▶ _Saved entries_
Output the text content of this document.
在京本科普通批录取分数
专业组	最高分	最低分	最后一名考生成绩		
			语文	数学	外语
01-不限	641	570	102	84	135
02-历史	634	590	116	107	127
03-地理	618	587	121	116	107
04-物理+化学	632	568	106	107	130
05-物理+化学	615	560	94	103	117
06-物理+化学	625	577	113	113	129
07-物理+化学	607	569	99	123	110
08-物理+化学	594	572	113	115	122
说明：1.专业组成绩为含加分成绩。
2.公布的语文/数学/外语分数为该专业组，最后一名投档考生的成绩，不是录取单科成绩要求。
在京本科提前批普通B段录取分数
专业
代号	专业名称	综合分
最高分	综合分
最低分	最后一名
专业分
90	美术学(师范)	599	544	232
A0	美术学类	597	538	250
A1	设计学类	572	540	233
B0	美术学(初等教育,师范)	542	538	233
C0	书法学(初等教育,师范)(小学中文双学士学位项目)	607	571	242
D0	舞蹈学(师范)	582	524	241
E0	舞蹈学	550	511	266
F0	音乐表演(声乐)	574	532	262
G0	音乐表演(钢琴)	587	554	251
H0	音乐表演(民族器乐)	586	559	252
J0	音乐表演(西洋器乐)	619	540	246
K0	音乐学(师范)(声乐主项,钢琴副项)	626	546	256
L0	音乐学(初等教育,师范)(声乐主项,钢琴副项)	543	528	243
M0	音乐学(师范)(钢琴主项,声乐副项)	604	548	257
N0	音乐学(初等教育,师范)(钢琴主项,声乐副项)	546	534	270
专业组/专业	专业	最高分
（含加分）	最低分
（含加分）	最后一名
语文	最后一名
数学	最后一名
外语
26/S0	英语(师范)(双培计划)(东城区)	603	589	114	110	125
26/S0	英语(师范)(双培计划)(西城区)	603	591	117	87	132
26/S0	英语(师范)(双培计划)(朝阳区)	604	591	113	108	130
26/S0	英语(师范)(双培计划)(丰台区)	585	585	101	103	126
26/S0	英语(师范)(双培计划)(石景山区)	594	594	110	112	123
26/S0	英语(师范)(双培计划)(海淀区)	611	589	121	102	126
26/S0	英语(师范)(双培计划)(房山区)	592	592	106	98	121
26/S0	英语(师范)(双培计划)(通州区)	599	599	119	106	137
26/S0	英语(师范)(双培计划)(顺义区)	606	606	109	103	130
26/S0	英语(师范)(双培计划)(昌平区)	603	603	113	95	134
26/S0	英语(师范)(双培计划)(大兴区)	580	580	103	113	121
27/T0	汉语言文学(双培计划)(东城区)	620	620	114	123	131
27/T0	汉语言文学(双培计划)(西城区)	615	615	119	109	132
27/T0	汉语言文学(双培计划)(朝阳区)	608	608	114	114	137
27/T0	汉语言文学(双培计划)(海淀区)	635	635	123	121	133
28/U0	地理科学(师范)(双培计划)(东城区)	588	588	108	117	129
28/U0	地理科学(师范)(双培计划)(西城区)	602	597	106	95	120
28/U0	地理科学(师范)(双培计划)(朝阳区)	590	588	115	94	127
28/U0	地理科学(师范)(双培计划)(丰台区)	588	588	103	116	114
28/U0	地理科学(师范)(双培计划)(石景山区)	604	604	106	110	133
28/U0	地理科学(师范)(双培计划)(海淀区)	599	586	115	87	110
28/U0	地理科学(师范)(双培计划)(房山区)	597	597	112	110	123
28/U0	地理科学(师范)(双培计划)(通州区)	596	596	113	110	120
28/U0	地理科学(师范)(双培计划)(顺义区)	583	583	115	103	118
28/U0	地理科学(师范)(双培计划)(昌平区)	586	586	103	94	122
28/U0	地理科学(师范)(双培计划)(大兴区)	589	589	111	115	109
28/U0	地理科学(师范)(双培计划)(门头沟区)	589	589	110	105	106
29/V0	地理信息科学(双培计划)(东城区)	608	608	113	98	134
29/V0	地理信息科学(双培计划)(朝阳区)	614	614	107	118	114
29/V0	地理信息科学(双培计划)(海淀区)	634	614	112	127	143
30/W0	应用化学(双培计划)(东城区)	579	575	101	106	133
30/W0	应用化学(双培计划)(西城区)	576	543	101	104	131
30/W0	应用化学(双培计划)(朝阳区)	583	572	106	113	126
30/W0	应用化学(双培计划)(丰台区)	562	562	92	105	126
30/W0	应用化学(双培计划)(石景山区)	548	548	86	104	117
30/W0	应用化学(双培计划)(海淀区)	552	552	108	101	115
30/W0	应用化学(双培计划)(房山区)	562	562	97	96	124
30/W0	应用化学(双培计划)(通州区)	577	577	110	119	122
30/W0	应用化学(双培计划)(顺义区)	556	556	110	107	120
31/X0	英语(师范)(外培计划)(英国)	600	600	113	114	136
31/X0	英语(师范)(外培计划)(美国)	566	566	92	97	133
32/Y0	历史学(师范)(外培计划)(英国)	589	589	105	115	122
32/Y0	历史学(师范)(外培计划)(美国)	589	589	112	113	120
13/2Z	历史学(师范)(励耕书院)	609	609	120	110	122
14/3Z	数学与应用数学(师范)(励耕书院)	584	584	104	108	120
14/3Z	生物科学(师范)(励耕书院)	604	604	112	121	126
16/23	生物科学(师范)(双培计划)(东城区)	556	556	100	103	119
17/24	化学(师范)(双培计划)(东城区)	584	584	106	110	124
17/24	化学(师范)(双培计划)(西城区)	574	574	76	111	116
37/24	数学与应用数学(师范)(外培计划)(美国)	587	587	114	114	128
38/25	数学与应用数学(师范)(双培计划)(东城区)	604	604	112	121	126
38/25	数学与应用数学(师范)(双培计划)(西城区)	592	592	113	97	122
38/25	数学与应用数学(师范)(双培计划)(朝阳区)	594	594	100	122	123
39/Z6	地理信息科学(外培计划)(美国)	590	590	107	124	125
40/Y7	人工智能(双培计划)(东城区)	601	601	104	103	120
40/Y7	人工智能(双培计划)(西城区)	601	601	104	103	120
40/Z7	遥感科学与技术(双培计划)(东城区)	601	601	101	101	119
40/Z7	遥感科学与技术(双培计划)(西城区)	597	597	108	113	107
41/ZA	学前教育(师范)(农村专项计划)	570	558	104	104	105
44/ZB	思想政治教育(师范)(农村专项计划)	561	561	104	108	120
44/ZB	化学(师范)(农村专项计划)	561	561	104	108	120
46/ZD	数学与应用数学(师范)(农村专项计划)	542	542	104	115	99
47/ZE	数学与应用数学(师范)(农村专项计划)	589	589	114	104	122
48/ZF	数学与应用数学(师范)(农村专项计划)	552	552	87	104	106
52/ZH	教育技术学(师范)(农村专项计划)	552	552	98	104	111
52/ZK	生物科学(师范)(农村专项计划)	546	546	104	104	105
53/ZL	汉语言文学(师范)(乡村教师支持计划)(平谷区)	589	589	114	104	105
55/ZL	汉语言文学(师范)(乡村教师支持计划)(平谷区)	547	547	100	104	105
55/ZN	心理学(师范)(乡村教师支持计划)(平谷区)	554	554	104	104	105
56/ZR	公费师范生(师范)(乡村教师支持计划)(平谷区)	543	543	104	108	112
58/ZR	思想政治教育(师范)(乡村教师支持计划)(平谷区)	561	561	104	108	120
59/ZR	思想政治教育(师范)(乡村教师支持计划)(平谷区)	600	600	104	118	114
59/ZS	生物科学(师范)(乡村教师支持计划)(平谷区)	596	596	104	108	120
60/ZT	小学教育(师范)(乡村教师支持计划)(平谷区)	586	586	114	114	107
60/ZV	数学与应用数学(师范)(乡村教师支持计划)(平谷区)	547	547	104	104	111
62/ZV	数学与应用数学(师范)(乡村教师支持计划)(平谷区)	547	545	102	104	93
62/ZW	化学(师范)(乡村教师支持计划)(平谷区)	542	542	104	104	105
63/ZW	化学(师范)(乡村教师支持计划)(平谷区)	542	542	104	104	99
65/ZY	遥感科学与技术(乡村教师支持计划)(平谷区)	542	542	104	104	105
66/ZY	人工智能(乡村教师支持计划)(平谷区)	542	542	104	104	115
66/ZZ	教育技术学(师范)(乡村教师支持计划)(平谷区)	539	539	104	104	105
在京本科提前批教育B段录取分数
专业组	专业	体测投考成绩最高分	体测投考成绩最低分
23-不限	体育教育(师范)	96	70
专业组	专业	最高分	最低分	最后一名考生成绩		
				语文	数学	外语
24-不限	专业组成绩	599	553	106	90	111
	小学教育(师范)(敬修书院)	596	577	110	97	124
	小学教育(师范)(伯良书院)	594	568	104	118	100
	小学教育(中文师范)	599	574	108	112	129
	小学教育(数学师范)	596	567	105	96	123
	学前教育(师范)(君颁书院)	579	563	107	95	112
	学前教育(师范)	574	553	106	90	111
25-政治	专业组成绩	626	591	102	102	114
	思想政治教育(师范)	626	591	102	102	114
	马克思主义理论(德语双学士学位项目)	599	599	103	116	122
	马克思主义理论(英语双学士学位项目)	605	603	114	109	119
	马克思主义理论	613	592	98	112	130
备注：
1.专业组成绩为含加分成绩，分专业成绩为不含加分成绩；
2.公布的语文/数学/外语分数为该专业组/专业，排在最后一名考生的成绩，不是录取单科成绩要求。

▶ _What to work on_
Find every line in the records above that contains the word "地理科学", and copy each one.

▶ _Result of this task_
28/U0	地理科学(师范)(双培计划)(东城区)	588	588	108	117	129
28/U0	地理科学(师范)(双培计划)(西城区)	602	597	106	95	120
28/U0	地理科学(师范)(双培计划)(朝阳区)	590	588	115	94	127
28/U0	地理科学(师范)(双培计划)(丰台区)	588	588	103	116	114
28/U0	地理科学(师范)(双培计划)(石景山区)	604	604	106	110	133
28/U0	地理科学(师范)(双培计划)(海淀区)	599	586	115	87	110
28/U0	地理科学(师范)(双培计划)(房山区)	597	597	112	110	123
28/U0	地理科学(师范)(双培计划)(通州区)	596	596	113	110	120
28/U0	地理科学(师范)(双培计划)(顺义区)	583	583	115	103	118
28/U0	地理科学(师范)(双培计划)(昌平区)	586	586	103	94	122
28/U0	地理科学(师范)(双培计划)(大兴区)	589	589	111	115	109
28/U0	地理科学(师范)(双培计划)(门头沟区)	589	589	110	105	106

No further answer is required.